── Dataset rows ──

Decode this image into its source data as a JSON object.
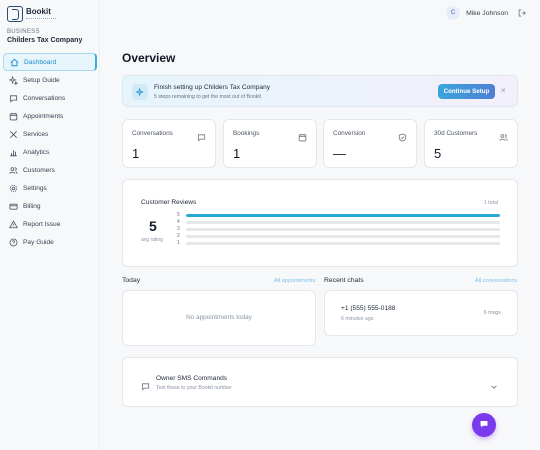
{
  "app": {
    "name": "Bookit"
  },
  "business": {
    "label": "BUSINESS",
    "name": "Childers Tax Company"
  },
  "sidebar": {
    "items": [
      {
        "label": "Dashboard",
        "icon": "home-icon",
        "active": true
      },
      {
        "label": "Setup Guide",
        "icon": "sparkles-icon"
      },
      {
        "label": "Conversations",
        "icon": "chat-icon"
      },
      {
        "label": "Appointments",
        "icon": "calendar-icon"
      },
      {
        "label": "Services",
        "icon": "tools-icon"
      },
      {
        "label": "Analytics",
        "icon": "bar-chart-icon"
      },
      {
        "label": "Customers",
        "icon": "users-icon"
      },
      {
        "label": "Settings",
        "icon": "gear-icon"
      },
      {
        "label": "Billing",
        "icon": "card-icon"
      },
      {
        "label": "Report Issue",
        "icon": "warning-icon"
      },
      {
        "label": "Pay Guide",
        "icon": "help-icon"
      }
    ]
  },
  "user": {
    "initial": "C",
    "name": "Mike Johnson"
  },
  "page": {
    "title": "Overview"
  },
  "setup_banner": {
    "title": "Finish setting up Childers Tax Company",
    "subtitle": "5 steps remaining to get the most out of Bookit",
    "button": "Continue Setup",
    "close": "×"
  },
  "stats": [
    {
      "label": "Conversations",
      "value": "1",
      "icon": "chat-icon"
    },
    {
      "label": "Bookings",
      "value": "1",
      "icon": "calendar-icon"
    },
    {
      "label": "Conversion",
      "value": "—",
      "icon": "shield-icon"
    },
    {
      "label": "30d Customers",
      "value": "5",
      "icon": "users-icon"
    }
  ],
  "reviews": {
    "title": "Customer Reviews",
    "total": "1 total",
    "average": "5",
    "average_label": "avg rating",
    "distribution": [
      {
        "stars": "5",
        "fraction": 1.0
      },
      {
        "stars": "4",
        "fraction": 0
      },
      {
        "stars": "3",
        "fraction": 0
      },
      {
        "stars": "2",
        "fraction": 0
      },
      {
        "stars": "1",
        "fraction": 0
      }
    ]
  },
  "today": {
    "title": "Today",
    "link": "All appointments",
    "empty": "No appointments today"
  },
  "recent_chats": {
    "title": "Recent chats",
    "link": "All conversations",
    "items": [
      {
        "phone": "+1 (555) 555-0188",
        "time": "6 minutes ago",
        "count": "6 msgs"
      }
    ]
  },
  "sms": {
    "title": "Owner SMS Commands",
    "subtitle": "Text these to your Bookit number"
  },
  "colors": {
    "accent": "#27a9d6",
    "fab": "#7c3aed",
    "brand": "#2b4a6e"
  }
}
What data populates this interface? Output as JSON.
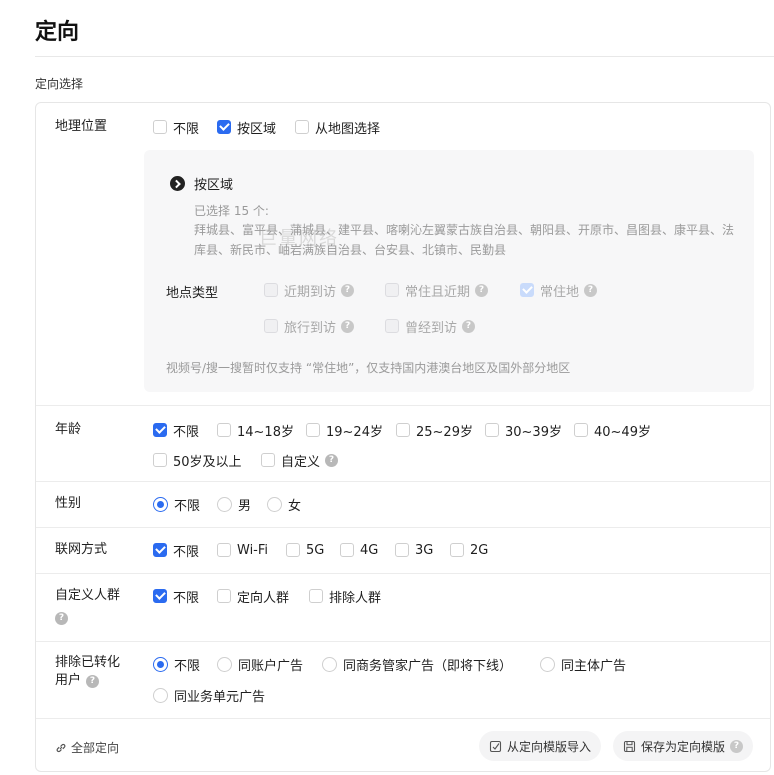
{
  "page": {
    "title": "定向",
    "section_title": "定向选择"
  },
  "geo": {
    "label": "地理位置",
    "options": [
      {
        "label": "不限",
        "checked": false
      },
      {
        "label": "按区域",
        "checked": true
      },
      {
        "label": "从地图选择",
        "checked": false
      }
    ],
    "region": {
      "title": "按区域",
      "selected_count": "已选择 15 个:",
      "selected_list": "拜城县、富平县、蒲城县、建平县、喀喇沁左翼蒙古族自治县、朝阳县、开原市、昌图县、康平县、法库县、新民市、岫岩满族自治县、台安县、北镇市、民勤县",
      "watermark": "巨量网络",
      "location_type_label": "地点类型",
      "location_types": [
        {
          "label": "近期到访",
          "checked": false
        },
        {
          "label": "常住且近期",
          "checked": false
        },
        {
          "label": "常住地",
          "checked": true
        },
        {
          "label": "旅行到访",
          "checked": false
        },
        {
          "label": "曾经到访",
          "checked": false
        }
      ],
      "note": "视频号/搜一搜暂时仅支持 “常住地”，仅支持国内港澳台地区及国外部分地区"
    }
  },
  "age": {
    "label": "年龄",
    "options": [
      {
        "label": "不限",
        "checked": true
      },
      {
        "label": "14~18岁",
        "checked": false
      },
      {
        "label": "19~24岁",
        "checked": false
      },
      {
        "label": "25~29岁",
        "checked": false
      },
      {
        "label": "30~39岁",
        "checked": false
      },
      {
        "label": "40~49岁",
        "checked": false
      },
      {
        "label": "50岁及以上",
        "checked": false
      },
      {
        "label": "自定义",
        "checked": false
      }
    ]
  },
  "gender": {
    "label": "性别",
    "options": [
      {
        "label": "不限",
        "selected": true
      },
      {
        "label": "男",
        "selected": false
      },
      {
        "label": "女",
        "selected": false
      }
    ]
  },
  "network": {
    "label": "联网方式",
    "options": [
      {
        "label": "不限",
        "checked": true
      },
      {
        "label": "Wi-Fi",
        "checked": false
      },
      {
        "label": "5G",
        "checked": false
      },
      {
        "label": "4G",
        "checked": false
      },
      {
        "label": "3G",
        "checked": false
      },
      {
        "label": "2G",
        "checked": false
      }
    ]
  },
  "audience": {
    "label": "自定义人群",
    "options": [
      {
        "label": "不限",
        "checked": true
      },
      {
        "label": "定向人群",
        "checked": false
      },
      {
        "label": "排除人群",
        "checked": false
      }
    ]
  },
  "exclude": {
    "label_line1": "排除已转化",
    "label_line2": "用户",
    "options": [
      {
        "label": "不限",
        "selected": true
      },
      {
        "label": "同账户广告",
        "selected": false
      },
      {
        "label": "同商务管家广告（即将下线）",
        "selected": false
      },
      {
        "label": "同主体广告",
        "selected": false
      },
      {
        "label": "同业务单元广告",
        "selected": false
      }
    ]
  },
  "footer": {
    "all_targeting": "全部定向",
    "import_template": "从定向模版导入",
    "save_template": "保存为定向模版"
  },
  "colors": {
    "accent": "#2b6bf0",
    "help_icon": "#b8b8b8"
  }
}
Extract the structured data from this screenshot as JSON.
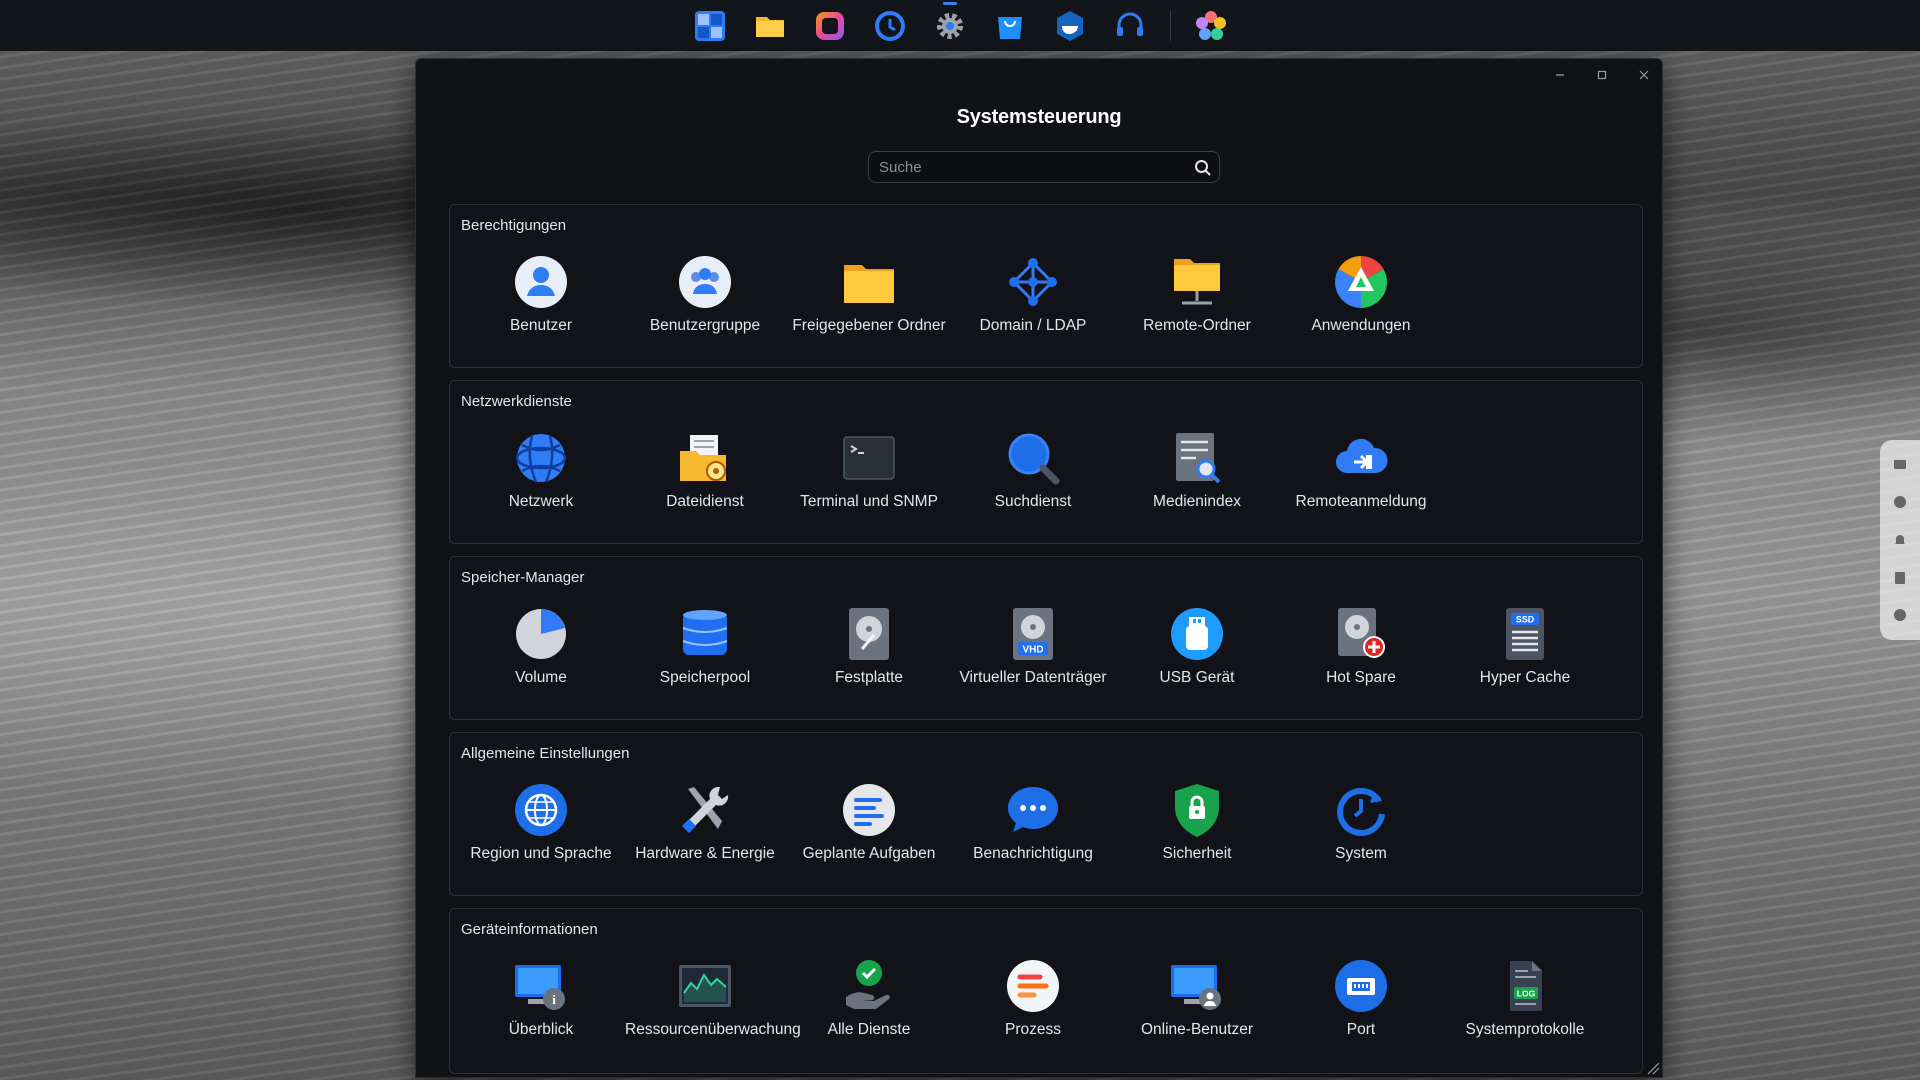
{
  "taskbar": {
    "apps": [
      {
        "icon": "main-menu-icon"
      },
      {
        "icon": "file-station-icon"
      },
      {
        "icon": "photo-app-icon"
      },
      {
        "icon": "backup-clock-icon"
      },
      {
        "icon": "control-panel-icon"
      },
      {
        "icon": "app-center-icon"
      },
      {
        "icon": "docker-icon"
      },
      {
        "icon": "support-headset-icon"
      },
      {
        "icon": "photos-flower-icon"
      }
    ]
  },
  "window": {
    "title": "Systemsteuerung",
    "search": {
      "placeholder": "Suche",
      "value": ""
    }
  },
  "sections": [
    {
      "title": "Berechtigungen",
      "items": [
        {
          "label": "Benutzer",
          "icon": "user-icon"
        },
        {
          "label": "Benutzergruppe",
          "icon": "user-group-icon"
        },
        {
          "label": "Freigegebener Ordner",
          "icon": "shared-folder-icon"
        },
        {
          "label": "Domain / LDAP",
          "icon": "domain-ldap-icon"
        },
        {
          "label": "Remote-Ordner",
          "icon": "remote-folder-icon"
        },
        {
          "label": "Anwendungen",
          "icon": "applications-icon"
        }
      ]
    },
    {
      "title": "Netzwerkdienste",
      "items": [
        {
          "label": "Netzwerk",
          "icon": "network-globe-icon"
        },
        {
          "label": "Dateidienst",
          "icon": "file-service-icon"
        },
        {
          "label": "Terminal und SNMP",
          "icon": "terminal-icon"
        },
        {
          "label": "Suchdienst",
          "icon": "search-service-icon"
        },
        {
          "label": "Medienindex",
          "icon": "media-index-icon"
        },
        {
          "label": "Remoteanmeldung",
          "icon": "remote-login-icon"
        }
      ]
    },
    {
      "title": "Speicher-Manager",
      "items": [
        {
          "label": "Volume",
          "icon": "volume-pie-icon"
        },
        {
          "label": "Speicherpool",
          "icon": "storage-pool-icon"
        },
        {
          "label": "Festplatte",
          "icon": "hard-disk-icon"
        },
        {
          "label": "Virtueller Datenträger",
          "icon": "virtual-disk-vhd-icon",
          "badge": "VHD"
        },
        {
          "label": "USB Gerät",
          "icon": "usb-device-icon"
        },
        {
          "label": "Hot Spare",
          "icon": "hot-spare-icon"
        },
        {
          "label": "Hyper Cache",
          "icon": "ssd-cache-icon",
          "badge": "SSD"
        }
      ]
    },
    {
      "title": "Allgemeine Einstellungen",
      "items": [
        {
          "label": "Region und Sprache",
          "icon": "region-globe-icon"
        },
        {
          "label": "Hardware & Energie",
          "icon": "hardware-tools-icon"
        },
        {
          "label": "Geplante Aufgaben",
          "icon": "scheduled-tasks-icon"
        },
        {
          "label": "Benachrichtigung",
          "icon": "notification-chat-icon"
        },
        {
          "label": "Sicherheit",
          "icon": "security-shield-icon"
        },
        {
          "label": "System",
          "icon": "system-clock-icon"
        }
      ]
    },
    {
      "title": "Geräteinformationen",
      "items": [
        {
          "label": "Überblick",
          "icon": "overview-monitor-icon"
        },
        {
          "label": "Ressourcenüberwachung",
          "icon": "resource-monitor-icon"
        },
        {
          "label": "Alle Dienste",
          "icon": "all-services-icon"
        },
        {
          "label": "Prozess",
          "icon": "process-icon"
        },
        {
          "label": "Online-Benutzer",
          "icon": "online-users-icon"
        },
        {
          "label": "Port",
          "icon": "port-icon"
        },
        {
          "label": "Systemprotokolle",
          "icon": "system-log-icon",
          "badge": "LOG"
        }
      ]
    }
  ],
  "colors": {
    "window_bg": "#101216",
    "taskbar_bg": "#121519",
    "accent_blue": "#2f7cf6",
    "folder_yellow": "#f5b82e"
  }
}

───

Find the string "globe" in the listing and return every line that holds it.

## Output for this exercise
          "icon": "network-globe-icon"
          "icon": "region-globe-icon"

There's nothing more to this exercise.